PROVIDED DATA:
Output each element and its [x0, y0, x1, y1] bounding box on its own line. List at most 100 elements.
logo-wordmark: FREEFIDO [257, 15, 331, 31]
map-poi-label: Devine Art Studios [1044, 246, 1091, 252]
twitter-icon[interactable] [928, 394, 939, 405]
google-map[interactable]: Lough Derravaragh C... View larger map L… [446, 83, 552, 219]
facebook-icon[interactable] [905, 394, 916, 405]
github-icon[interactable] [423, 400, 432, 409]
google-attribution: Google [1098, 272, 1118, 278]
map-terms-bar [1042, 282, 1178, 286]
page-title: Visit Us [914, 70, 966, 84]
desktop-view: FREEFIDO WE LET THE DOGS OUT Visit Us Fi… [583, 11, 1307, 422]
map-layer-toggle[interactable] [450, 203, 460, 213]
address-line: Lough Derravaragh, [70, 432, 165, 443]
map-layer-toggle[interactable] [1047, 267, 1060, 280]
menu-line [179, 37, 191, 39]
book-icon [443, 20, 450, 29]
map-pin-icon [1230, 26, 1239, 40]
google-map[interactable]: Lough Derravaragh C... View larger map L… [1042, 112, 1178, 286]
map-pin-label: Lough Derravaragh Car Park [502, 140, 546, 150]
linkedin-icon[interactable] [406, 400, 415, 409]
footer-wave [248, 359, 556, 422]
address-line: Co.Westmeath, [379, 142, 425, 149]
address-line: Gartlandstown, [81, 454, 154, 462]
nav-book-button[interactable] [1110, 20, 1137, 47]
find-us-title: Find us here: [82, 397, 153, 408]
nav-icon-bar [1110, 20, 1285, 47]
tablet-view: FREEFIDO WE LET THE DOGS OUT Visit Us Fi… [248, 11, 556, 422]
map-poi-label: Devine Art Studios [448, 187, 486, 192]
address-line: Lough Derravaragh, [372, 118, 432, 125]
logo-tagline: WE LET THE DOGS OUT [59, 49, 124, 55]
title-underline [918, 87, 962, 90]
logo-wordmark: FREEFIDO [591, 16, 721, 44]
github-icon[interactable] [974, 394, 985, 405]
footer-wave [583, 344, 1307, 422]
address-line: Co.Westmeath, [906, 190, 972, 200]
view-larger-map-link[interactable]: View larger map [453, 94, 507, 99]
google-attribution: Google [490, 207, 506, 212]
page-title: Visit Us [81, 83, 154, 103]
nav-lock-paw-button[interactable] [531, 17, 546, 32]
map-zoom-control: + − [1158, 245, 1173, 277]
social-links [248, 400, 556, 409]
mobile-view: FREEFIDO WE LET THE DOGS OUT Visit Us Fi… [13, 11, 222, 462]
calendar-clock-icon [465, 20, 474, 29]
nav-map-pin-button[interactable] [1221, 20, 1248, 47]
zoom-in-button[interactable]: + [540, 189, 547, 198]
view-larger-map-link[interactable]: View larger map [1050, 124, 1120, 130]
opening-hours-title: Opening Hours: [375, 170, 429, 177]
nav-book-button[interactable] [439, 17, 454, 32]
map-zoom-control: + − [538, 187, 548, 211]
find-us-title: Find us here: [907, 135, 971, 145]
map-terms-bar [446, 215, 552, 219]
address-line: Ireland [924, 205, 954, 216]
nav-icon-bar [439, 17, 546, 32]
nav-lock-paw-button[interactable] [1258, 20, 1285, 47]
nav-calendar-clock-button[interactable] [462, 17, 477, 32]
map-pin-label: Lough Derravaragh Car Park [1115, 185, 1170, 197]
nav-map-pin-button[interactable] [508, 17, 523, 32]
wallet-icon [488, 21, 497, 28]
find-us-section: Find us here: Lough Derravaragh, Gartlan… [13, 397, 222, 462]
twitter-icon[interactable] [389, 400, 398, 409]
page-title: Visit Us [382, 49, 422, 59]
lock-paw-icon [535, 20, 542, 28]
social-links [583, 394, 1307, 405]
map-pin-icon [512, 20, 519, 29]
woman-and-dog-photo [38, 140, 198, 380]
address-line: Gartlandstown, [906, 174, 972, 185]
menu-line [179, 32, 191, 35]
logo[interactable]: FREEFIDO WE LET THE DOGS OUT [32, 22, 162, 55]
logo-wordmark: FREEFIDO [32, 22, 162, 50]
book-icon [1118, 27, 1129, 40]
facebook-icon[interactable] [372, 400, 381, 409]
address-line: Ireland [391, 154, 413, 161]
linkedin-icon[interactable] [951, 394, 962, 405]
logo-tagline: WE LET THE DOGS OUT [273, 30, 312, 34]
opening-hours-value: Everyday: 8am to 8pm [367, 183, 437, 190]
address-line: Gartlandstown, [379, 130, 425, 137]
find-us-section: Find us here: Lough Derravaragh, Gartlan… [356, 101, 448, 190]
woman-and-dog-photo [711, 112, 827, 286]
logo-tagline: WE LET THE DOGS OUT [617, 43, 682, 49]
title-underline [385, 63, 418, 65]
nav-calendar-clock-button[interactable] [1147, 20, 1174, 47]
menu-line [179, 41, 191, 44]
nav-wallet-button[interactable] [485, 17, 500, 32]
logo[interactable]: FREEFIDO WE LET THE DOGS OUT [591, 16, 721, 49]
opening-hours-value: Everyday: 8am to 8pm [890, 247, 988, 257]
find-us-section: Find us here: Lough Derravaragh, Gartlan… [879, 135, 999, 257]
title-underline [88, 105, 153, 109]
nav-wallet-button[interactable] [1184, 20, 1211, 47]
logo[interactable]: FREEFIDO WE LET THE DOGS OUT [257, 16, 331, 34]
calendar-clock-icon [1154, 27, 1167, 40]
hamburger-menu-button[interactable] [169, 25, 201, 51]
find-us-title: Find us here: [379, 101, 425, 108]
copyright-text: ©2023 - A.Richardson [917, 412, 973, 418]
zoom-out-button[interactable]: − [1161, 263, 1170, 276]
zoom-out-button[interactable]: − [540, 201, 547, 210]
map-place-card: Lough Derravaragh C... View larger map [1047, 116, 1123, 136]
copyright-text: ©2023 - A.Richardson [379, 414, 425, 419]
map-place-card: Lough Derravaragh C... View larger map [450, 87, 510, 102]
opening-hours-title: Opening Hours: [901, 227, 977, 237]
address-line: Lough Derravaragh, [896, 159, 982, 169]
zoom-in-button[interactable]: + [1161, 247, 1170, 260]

DIRECTIVE: Copy every line of the items above word for word, with nothing changed or left out.

TASK SOLUTION:
Output each element and its [x0, y0, x1, y1] bounding box on its own line. List at most 100 elements.
logo-wordmark: FREEFIDO [257, 15, 331, 31]
map-poi-label: Devine Art Studios [1044, 246, 1091, 252]
twitter-icon[interactable] [928, 394, 939, 405]
google-map[interactable]: Lough Derravaragh C... View larger map L… [446, 83, 552, 219]
facebook-icon[interactable] [905, 394, 916, 405]
github-icon[interactable] [423, 400, 432, 409]
google-attribution: Google [1098, 272, 1118, 278]
map-terms-bar [1042, 282, 1178, 286]
page-title: Visit Us [914, 70, 966, 84]
desktop-view: FREEFIDO WE LET THE DOGS OUT Visit Us Fi… [583, 11, 1307, 422]
map-layer-toggle[interactable] [450, 203, 460, 213]
address-line: Lough Derravaragh, [70, 432, 165, 443]
map-layer-toggle[interactable] [1047, 267, 1060, 280]
menu-line [179, 37, 191, 39]
book-icon [443, 20, 450, 29]
map-pin-icon [1230, 26, 1239, 40]
google-map[interactable]: Lough Derravaragh C... View larger map L… [1042, 112, 1178, 286]
map-pin-label: Lough Derravaragh Car Park [502, 140, 546, 150]
linkedin-icon[interactable] [406, 400, 415, 409]
footer-wave [248, 359, 556, 422]
address-line: Co.Westmeath, [379, 142, 425, 149]
address-line: Gartlandstown, [81, 454, 154, 462]
nav-book-button[interactable] [1110, 20, 1137, 47]
find-us-title: Find us here: [82, 397, 153, 408]
nav-icon-bar [1110, 20, 1285, 47]
tablet-view: FREEFIDO WE LET THE DOGS OUT Visit Us Fi… [248, 11, 556, 422]
map-poi-label: Devine Art Studios [448, 187, 486, 192]
address-line: Lough Derravaragh, [372, 118, 432, 125]
logo-tagline: WE LET THE DOGS OUT [59, 49, 124, 55]
title-underline [918, 87, 962, 90]
logo-wordmark: FREEFIDO [591, 16, 721, 44]
github-icon[interactable] [974, 394, 985, 405]
footer-wave [583, 344, 1307, 422]
address-line: Co.Westmeath, [906, 190, 972, 200]
view-larger-map-link[interactable]: View larger map [453, 94, 507, 99]
google-attribution: Google [490, 207, 506, 212]
page-title: Visit Us [81, 83, 154, 103]
nav-lock-paw-button[interactable] [531, 17, 546, 32]
map-zoom-control: + − [1158, 245, 1173, 277]
social-links [248, 400, 556, 409]
mobile-view: FREEFIDO WE LET THE DOGS OUT Visit Us Fi… [13, 11, 222, 462]
calendar-clock-icon [465, 20, 474, 29]
nav-map-pin-button[interactable] [1221, 20, 1248, 47]
zoom-in-button[interactable]: + [540, 189, 547, 198]
view-larger-map-link[interactable]: View larger map [1050, 124, 1120, 130]
opening-hours-title: Opening Hours: [375, 170, 429, 177]
nav-book-button[interactable] [439, 17, 454, 32]
map-zoom-control: + − [538, 187, 548, 211]
find-us-title: Find us here: [907, 135, 971, 145]
map-terms-bar [446, 215, 552, 219]
address-line: Ireland [924, 205, 954, 216]
nav-icon-bar [439, 17, 546, 32]
nav-lock-paw-button[interactable] [1258, 20, 1285, 47]
nav-calendar-clock-button[interactable] [462, 17, 477, 32]
map-pin-label: Lough Derravaragh Car Park [1115, 185, 1170, 197]
nav-map-pin-button[interactable] [508, 17, 523, 32]
wallet-icon [488, 21, 497, 28]
find-us-section: Find us here: Lough Derravaragh, Gartlan… [13, 397, 222, 462]
twitter-icon[interactable] [389, 400, 398, 409]
page-title: Visit Us [382, 49, 422, 59]
lock-paw-icon [535, 20, 542, 28]
social-links [583, 394, 1307, 405]
map-pin-icon [512, 20, 519, 29]
woman-and-dog-photo [38, 140, 198, 380]
address-line: Gartlandstown, [906, 174, 972, 185]
menu-line [179, 32, 191, 35]
logo[interactable]: FREEFIDO WE LET THE DOGS OUT [32, 22, 162, 55]
logo-wordmark: FREEFIDO [32, 22, 162, 50]
book-icon [1118, 27, 1129, 40]
facebook-icon[interactable] [372, 400, 381, 409]
address-line: Ireland [391, 154, 413, 161]
linkedin-icon[interactable] [951, 394, 962, 405]
logo-tagline: WE LET THE DOGS OUT [273, 30, 312, 34]
opening-hours-value: Everyday: 8am to 8pm [367, 183, 437, 190]
address-line: Gartlandstown, [379, 130, 425, 137]
find-us-section: Find us here: Lough Derravaragh, Gartlan… [356, 101, 448, 190]
woman-and-dog-photo [711, 112, 827, 286]
logo-tagline: WE LET THE DOGS OUT [617, 43, 682, 49]
title-underline [385, 63, 418, 65]
nav-calendar-clock-button[interactable] [1147, 20, 1174, 47]
menu-line [179, 41, 191, 44]
nav-wallet-button[interactable] [485, 17, 500, 32]
logo[interactable]: FREEFIDO WE LET THE DOGS OUT [591, 16, 721, 49]
opening-hours-value: Everyday: 8am to 8pm [890, 247, 988, 257]
find-us-section: Find us here: Lough Derravaragh, Gartlan… [879, 135, 999, 257]
title-underline [88, 105, 153, 109]
nav-wallet-button[interactable] [1184, 20, 1211, 47]
logo[interactable]: FREEFIDO WE LET THE DOGS OUT [257, 16, 331, 34]
calendar-clock-icon [1154, 27, 1167, 40]
hamburger-menu-button[interactable] [169, 25, 201, 51]
find-us-title: Find us here: [379, 101, 425, 108]
copyright-text: ©2023 - A.Richardson [917, 412, 973, 418]
zoom-out-button[interactable]: − [1161, 263, 1170, 276]
zoom-out-button[interactable]: − [540, 201, 547, 210]
map-place-card: Lough Derravaragh C... View larger map [1047, 116, 1123, 136]
copyright-text: ©2023 - A.Richardson [379, 414, 425, 419]
map-place-card: Lough Derravaragh C... View larger map [450, 87, 510, 102]
opening-hours-title: Opening Hours: [901, 227, 977, 237]
address-line: Lough Derravaragh, [896, 159, 982, 169]
zoom-in-button[interactable]: + [1161, 247, 1170, 260]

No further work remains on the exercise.